** BEGIN **

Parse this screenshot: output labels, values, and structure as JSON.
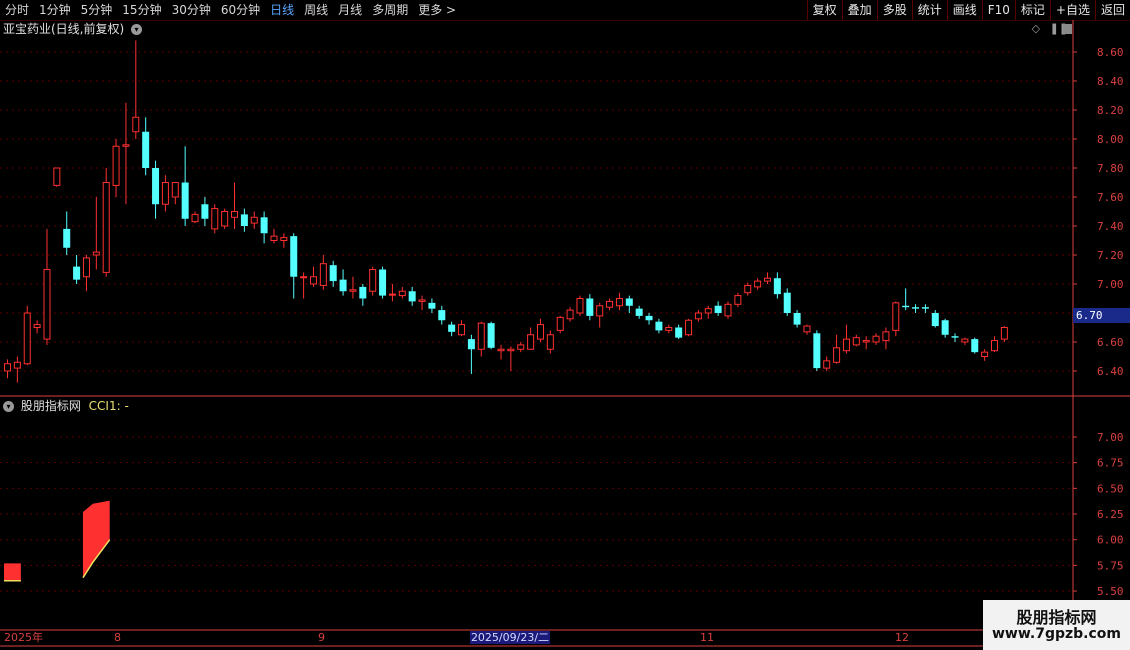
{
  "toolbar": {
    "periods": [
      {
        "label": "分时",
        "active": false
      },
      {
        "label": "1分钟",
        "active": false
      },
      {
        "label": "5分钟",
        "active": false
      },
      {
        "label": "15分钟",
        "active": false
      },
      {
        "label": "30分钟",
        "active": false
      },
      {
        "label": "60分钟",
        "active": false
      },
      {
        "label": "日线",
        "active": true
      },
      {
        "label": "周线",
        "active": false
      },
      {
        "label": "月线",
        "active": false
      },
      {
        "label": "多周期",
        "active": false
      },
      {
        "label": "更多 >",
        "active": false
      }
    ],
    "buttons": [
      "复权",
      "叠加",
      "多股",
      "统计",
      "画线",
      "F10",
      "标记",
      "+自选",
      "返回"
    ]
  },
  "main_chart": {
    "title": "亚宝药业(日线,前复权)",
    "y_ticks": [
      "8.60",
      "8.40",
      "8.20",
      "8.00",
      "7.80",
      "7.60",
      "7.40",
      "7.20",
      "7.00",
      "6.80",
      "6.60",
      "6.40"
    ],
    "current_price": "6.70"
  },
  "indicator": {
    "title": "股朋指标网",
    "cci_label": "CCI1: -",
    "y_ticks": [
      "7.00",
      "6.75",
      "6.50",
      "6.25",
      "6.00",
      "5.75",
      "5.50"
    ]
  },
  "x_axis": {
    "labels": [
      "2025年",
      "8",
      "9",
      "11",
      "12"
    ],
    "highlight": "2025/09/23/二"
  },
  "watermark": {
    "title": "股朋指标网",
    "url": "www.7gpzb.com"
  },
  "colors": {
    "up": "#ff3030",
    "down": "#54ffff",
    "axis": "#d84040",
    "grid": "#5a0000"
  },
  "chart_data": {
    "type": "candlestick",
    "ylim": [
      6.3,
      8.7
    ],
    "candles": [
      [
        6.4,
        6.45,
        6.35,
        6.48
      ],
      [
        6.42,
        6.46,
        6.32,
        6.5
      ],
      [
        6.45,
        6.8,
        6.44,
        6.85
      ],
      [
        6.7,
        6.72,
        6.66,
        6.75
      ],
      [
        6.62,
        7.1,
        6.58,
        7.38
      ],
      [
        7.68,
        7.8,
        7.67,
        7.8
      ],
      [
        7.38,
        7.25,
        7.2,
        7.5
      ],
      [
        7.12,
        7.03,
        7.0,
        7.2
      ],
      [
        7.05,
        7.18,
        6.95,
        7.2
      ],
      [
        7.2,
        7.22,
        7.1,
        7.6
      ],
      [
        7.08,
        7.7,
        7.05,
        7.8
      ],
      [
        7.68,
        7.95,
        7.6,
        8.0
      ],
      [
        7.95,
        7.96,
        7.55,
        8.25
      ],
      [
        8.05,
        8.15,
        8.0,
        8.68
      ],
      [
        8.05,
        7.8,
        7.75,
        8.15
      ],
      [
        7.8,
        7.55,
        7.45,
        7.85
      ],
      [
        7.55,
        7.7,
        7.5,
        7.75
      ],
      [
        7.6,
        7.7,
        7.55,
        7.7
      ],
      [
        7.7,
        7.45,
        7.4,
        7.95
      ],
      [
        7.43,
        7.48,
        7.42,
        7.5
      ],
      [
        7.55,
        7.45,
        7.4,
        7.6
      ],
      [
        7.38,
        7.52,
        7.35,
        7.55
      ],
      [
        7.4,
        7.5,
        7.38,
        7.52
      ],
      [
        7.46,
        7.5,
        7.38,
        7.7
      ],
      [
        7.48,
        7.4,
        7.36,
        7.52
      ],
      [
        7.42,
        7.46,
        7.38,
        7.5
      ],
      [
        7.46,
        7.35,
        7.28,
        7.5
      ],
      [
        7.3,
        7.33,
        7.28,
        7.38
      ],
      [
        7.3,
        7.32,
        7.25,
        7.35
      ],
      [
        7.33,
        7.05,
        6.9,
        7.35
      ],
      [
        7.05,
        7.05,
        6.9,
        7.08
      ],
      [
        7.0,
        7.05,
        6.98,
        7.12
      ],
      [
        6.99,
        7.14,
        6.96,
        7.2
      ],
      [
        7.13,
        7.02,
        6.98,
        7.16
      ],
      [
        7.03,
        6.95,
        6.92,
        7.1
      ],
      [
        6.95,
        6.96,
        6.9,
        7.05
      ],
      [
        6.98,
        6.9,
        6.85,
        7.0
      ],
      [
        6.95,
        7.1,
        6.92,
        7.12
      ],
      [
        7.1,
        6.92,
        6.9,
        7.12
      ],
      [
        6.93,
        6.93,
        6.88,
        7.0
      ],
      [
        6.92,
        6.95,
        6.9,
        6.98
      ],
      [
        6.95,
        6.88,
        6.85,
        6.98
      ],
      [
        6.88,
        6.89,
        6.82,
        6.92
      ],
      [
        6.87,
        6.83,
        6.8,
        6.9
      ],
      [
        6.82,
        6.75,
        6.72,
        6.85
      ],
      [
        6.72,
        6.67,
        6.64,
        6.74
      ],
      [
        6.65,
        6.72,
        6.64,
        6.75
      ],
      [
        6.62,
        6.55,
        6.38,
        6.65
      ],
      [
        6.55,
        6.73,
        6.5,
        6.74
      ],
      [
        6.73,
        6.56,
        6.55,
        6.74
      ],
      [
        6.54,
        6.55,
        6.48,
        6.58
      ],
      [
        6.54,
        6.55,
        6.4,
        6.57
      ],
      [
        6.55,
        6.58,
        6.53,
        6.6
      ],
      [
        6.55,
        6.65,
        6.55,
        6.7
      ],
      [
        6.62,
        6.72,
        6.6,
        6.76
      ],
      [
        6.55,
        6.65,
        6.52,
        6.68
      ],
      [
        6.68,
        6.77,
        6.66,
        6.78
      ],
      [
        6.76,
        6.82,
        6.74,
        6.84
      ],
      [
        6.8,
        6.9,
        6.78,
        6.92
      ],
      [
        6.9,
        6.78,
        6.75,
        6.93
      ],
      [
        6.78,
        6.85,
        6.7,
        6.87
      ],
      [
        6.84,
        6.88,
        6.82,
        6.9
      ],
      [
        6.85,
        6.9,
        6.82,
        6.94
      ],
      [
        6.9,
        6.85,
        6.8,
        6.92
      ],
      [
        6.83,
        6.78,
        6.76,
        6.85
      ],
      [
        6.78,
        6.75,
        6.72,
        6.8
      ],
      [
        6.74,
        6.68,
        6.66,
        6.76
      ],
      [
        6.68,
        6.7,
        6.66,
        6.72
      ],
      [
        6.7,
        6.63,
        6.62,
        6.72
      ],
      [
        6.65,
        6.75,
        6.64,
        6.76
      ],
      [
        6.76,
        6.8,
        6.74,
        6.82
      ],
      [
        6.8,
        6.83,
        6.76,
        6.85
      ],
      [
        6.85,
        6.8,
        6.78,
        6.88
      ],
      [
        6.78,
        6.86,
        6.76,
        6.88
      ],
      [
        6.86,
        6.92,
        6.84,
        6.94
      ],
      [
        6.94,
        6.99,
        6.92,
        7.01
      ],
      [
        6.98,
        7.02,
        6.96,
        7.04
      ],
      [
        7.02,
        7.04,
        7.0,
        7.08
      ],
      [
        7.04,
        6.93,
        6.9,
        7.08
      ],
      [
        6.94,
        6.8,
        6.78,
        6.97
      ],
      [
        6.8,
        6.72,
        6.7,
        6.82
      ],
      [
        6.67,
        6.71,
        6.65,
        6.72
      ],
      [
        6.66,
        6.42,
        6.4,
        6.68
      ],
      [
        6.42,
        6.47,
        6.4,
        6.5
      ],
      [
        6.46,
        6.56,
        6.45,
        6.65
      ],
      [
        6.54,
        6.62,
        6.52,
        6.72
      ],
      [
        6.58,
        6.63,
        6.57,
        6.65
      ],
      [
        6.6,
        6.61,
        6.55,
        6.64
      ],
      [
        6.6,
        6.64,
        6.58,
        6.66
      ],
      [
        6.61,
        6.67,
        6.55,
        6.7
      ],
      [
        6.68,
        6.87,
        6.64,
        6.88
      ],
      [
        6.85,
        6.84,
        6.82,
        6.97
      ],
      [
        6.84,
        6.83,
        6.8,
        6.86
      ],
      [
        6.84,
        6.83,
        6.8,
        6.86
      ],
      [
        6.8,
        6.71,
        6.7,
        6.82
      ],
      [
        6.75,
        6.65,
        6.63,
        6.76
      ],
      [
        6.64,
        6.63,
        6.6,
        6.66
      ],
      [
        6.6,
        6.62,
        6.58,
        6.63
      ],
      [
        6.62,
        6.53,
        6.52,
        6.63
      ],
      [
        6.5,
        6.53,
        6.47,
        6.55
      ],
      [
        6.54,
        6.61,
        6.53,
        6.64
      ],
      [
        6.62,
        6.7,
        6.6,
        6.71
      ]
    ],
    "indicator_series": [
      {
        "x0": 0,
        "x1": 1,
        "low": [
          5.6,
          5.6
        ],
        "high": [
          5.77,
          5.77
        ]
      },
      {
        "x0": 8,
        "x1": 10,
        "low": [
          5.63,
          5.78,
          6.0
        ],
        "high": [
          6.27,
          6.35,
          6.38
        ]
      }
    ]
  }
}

** END **

Each line containing the word "labels" counts once; report the total alone.

2